• [WHAT IS NEEDED]: Transcribe the records below in full; pictures stay out of the copy.

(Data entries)
(begin)
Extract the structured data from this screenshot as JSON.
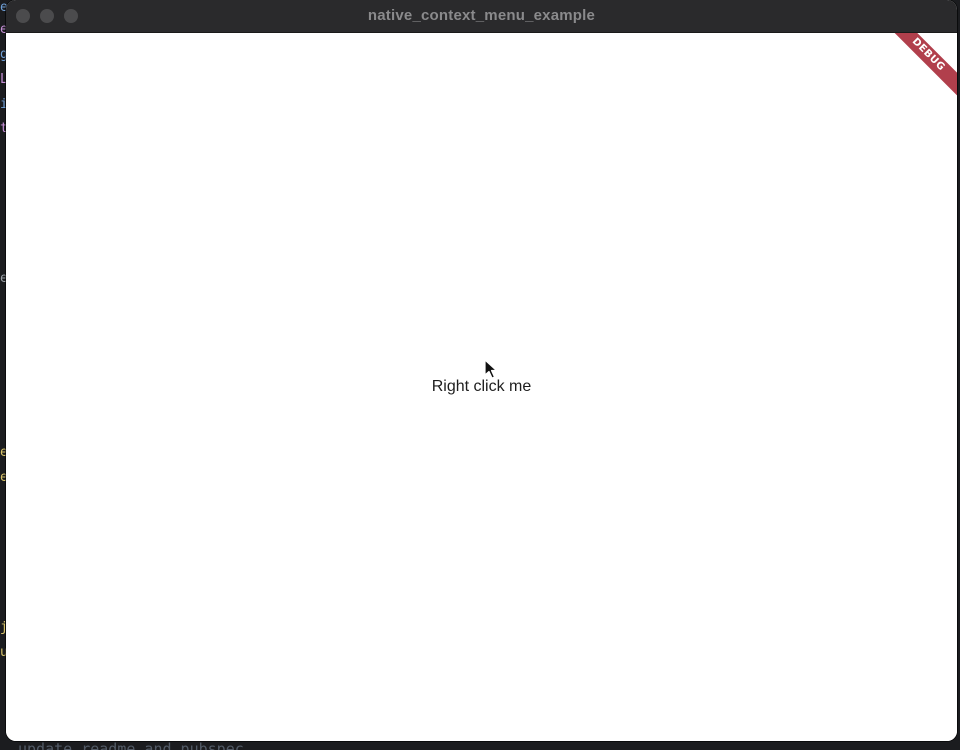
{
  "window": {
    "title": "native_context_menu_example"
  },
  "content": {
    "label": "Right click me"
  },
  "debug_banner": {
    "text": "DEBUG",
    "color": "#b13f4c"
  },
  "background": {
    "edge_chars": [
      "e",
      "e",
      "g",
      "L",
      "i",
      "t",
      "e",
      "e",
      "e",
      "j",
      "u"
    ],
    "bottom_text": "update_readme_and_pubspec"
  }
}
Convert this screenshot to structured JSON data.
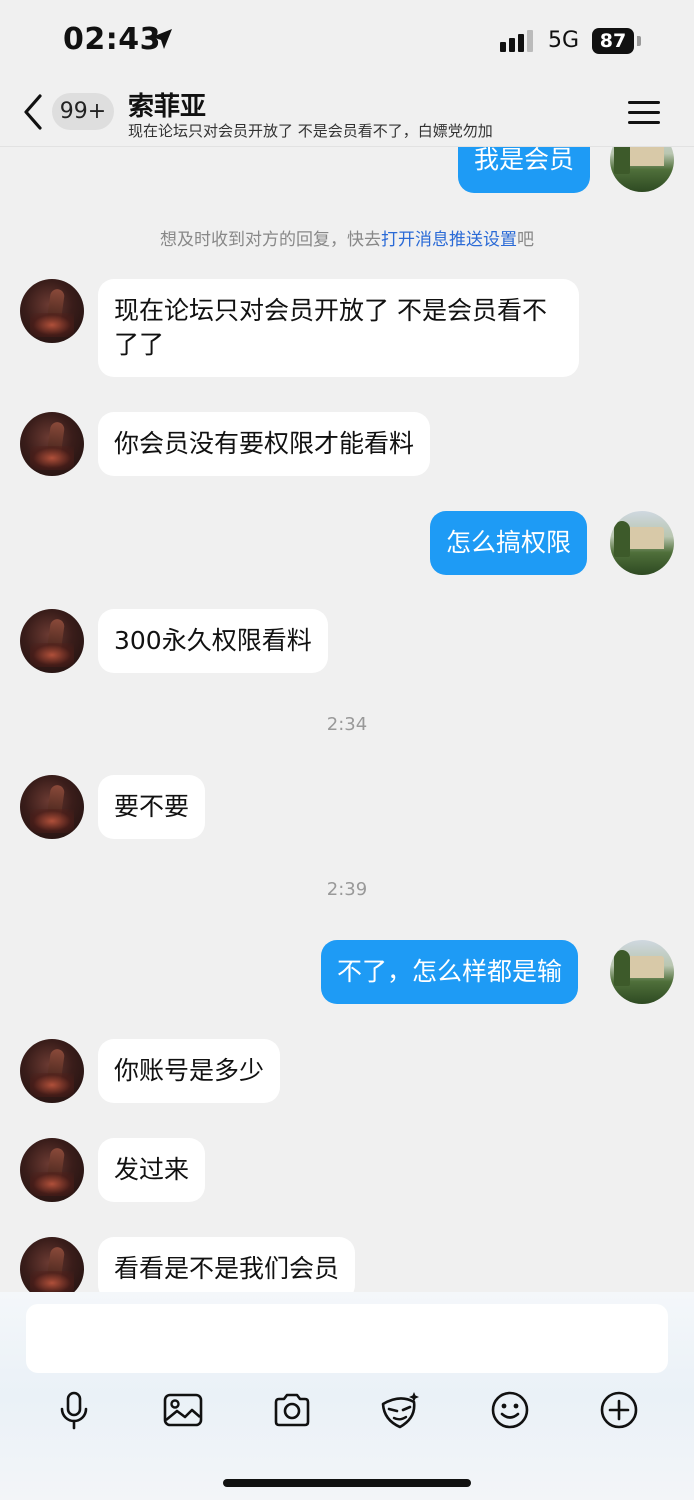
{
  "status_bar": {
    "time": "02:43",
    "network": "5G",
    "battery": "87"
  },
  "header": {
    "unread_badge": "99+",
    "contact_name": "索菲亚",
    "subtitle": "现在论坛只对会员开放了  不是会员看不了，白嫖党勿加"
  },
  "notice": {
    "prefix": "想及时收到对方的回复，快去",
    "link": "打开消息推送设置",
    "suffix": "吧"
  },
  "messages": [
    {
      "side": "right",
      "text": "我是会员"
    },
    {
      "side": "left",
      "text": "现在论坛只对会员开放了  不是会员看不了了"
    },
    {
      "side": "left",
      "text": "你会员没有要权限才能看料"
    },
    {
      "side": "right",
      "text": "怎么搞权限"
    },
    {
      "side": "left",
      "text": "300永久权限看料"
    },
    {
      "side": "left",
      "text": "要不要"
    },
    {
      "side": "right",
      "text": "不了，怎么样都是输"
    },
    {
      "side": "left",
      "text": "你账号是多少"
    },
    {
      "side": "left",
      "text": "发过来"
    },
    {
      "side": "left",
      "text": "看看是不是我们会员"
    }
  ],
  "timestamps": [
    "2:34",
    "2:39"
  ],
  "toolbar": {
    "icons": [
      "microphone-icon",
      "image-icon",
      "camera-icon",
      "mask-sticker-icon",
      "emoji-icon",
      "plus-icon"
    ]
  },
  "colors": {
    "outgoing_bubble": "#1e9bf5",
    "incoming_bubble": "#ffffff",
    "link": "#2a6ad6",
    "background": "#f0f0f0"
  }
}
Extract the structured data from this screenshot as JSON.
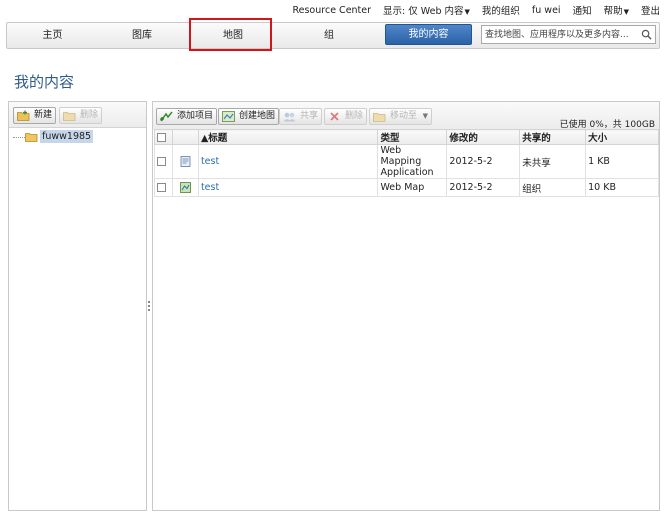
{
  "topbar": {
    "resource_center": "Resource Center",
    "show_only": "显示: 仅 Web 内容",
    "my_org": "我的组织",
    "user": "fu wei",
    "notifications": "通知",
    "help": "帮助",
    "logout": "登出"
  },
  "nav": {
    "home": "主页",
    "gallery": "图库",
    "map": "地图",
    "groups": "组",
    "my_content": "我的内容",
    "search_placeholder": "查找地图、应用程序以及更多内容..."
  },
  "page": {
    "title": "我的内容"
  },
  "left_panel": {
    "new_label": "新建",
    "delete_label": "删除",
    "folder": "fuww1985"
  },
  "right_panel": {
    "toolbar": {
      "add_item": "添加项目",
      "create_map": "创建地图",
      "share": "共享",
      "delete": "删除",
      "move_to": "移动至"
    },
    "usage": "已使用 0%，共 100GB",
    "columns": {
      "title": "▲标题",
      "type": "类型",
      "modified": "修改的",
      "shared": "共享的",
      "size": "大小"
    },
    "rows": [
      {
        "title": "test",
        "type": "Web Mapping Application",
        "modified": "2012-5-2",
        "shared": "未共享",
        "size": "1 KB",
        "icon": "web-app-icon"
      },
      {
        "title": "test",
        "type": "Web Map",
        "modified": "2012-5-2",
        "shared": "组织",
        "size": "10 KB",
        "icon": "web-map-icon"
      }
    ]
  }
}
(end)
• [SOLUTION FOR THIS PROBLEM]:
Extract the structured data from this screenshot as JSON.
{
  "window": {
    "title": "native_context_menu_example"
  },
  "content": {
    "label": "Right click me"
  },
  "debug_banner": {
    "text": "DEBUG",
    "color": "#b13f4c"
  },
  "background": {
    "edge_chars": [
      "e",
      "e",
      "g",
      "L",
      "i",
      "t",
      "e",
      "e",
      "e",
      "j",
      "u"
    ],
    "bottom_text": "update_readme_and_pubspec"
  }
}
Convert this screenshot to structured JSON data.
{
  "status_bar": {
    "time": "02:43",
    "network": "5G",
    "battery": "87"
  },
  "header": {
    "unread_badge": "99+",
    "contact_name": "索菲亚",
    "subtitle": "现在论坛只对会员开放了  不是会员看不了，白嫖党勿加"
  },
  "notice": {
    "prefix": "想及时收到对方的回复，快去",
    "link": "打开消息推送设置",
    "suffix": "吧"
  },
  "messages": [
    {
      "side": "right",
      "text": "我是会员"
    },
    {
      "side": "left",
      "text": "现在论坛只对会员开放了  不是会员看不了了"
    },
    {
      "side": "left",
      "text": "你会员没有要权限才能看料"
    },
    {
      "side": "right",
      "text": "怎么搞权限"
    },
    {
      "side": "left",
      "text": "300永久权限看料"
    },
    {
      "side": "left",
      "text": "要不要"
    },
    {
      "side": "right",
      "text": "不了，怎么样都是输"
    },
    {
      "side": "left",
      "text": "你账号是多少"
    },
    {
      "side": "left",
      "text": "发过来"
    },
    {
      "side": "left",
      "text": "看看是不是我们会员"
    }
  ],
  "timestamps": [
    "2:34",
    "2:39"
  ],
  "toolbar": {
    "icons": [
      "microphone-icon",
      "image-icon",
      "camera-icon",
      "mask-sticker-icon",
      "emoji-icon",
      "plus-icon"
    ]
  },
  "colors": {
    "outgoing_bubble": "#1e9bf5",
    "incoming_bubble": "#ffffff",
    "link": "#2a6ad6",
    "background": "#f0f0f0"
  }
}
Extract the structured data from this screenshot as JSON.
{
  "topbar": {
    "resource_center": "Resource Center",
    "show_only": "显示: 仅 Web 内容",
    "my_org": "我的组织",
    "user": "fu wei",
    "notifications": "通知",
    "help": "帮助",
    "logout": "登出"
  },
  "nav": {
    "home": "主页",
    "gallery": "图库",
    "map": "地图",
    "groups": "组",
    "my_content": "我的内容",
    "search_placeholder": "查找地图、应用程序以及更多内容..."
  },
  "page": {
    "title": "我的内容"
  },
  "left_panel": {
    "new_label": "新建",
    "delete_label": "删除",
    "folder": "fuww1985"
  },
  "right_panel": {
    "toolbar": {
      "add_item": "添加项目",
      "create_map": "创建地图",
      "share": "共享",
      "delete": "删除",
      "move_to": "移动至"
    },
    "usage": "已使用 0%，共 100GB",
    "columns": {
      "title": "▲标题",
      "type": "类型",
      "modified": "修改的",
      "shared": "共享的",
      "size": "大小"
    },
    "rows": [
      {
        "title": "test",
        "type": "Web Mapping Application",
        "modified": "2012-5-2",
        "shared": "未共享",
        "size": "1 KB",
        "icon": "web-app-icon"
      },
      {
        "title": "test",
        "type": "Web Map",
        "modified": "2012-5-2",
        "shared": "组织",
        "size": "10 KB",
        "icon": "web-map-icon"
      }
    ]
  }
}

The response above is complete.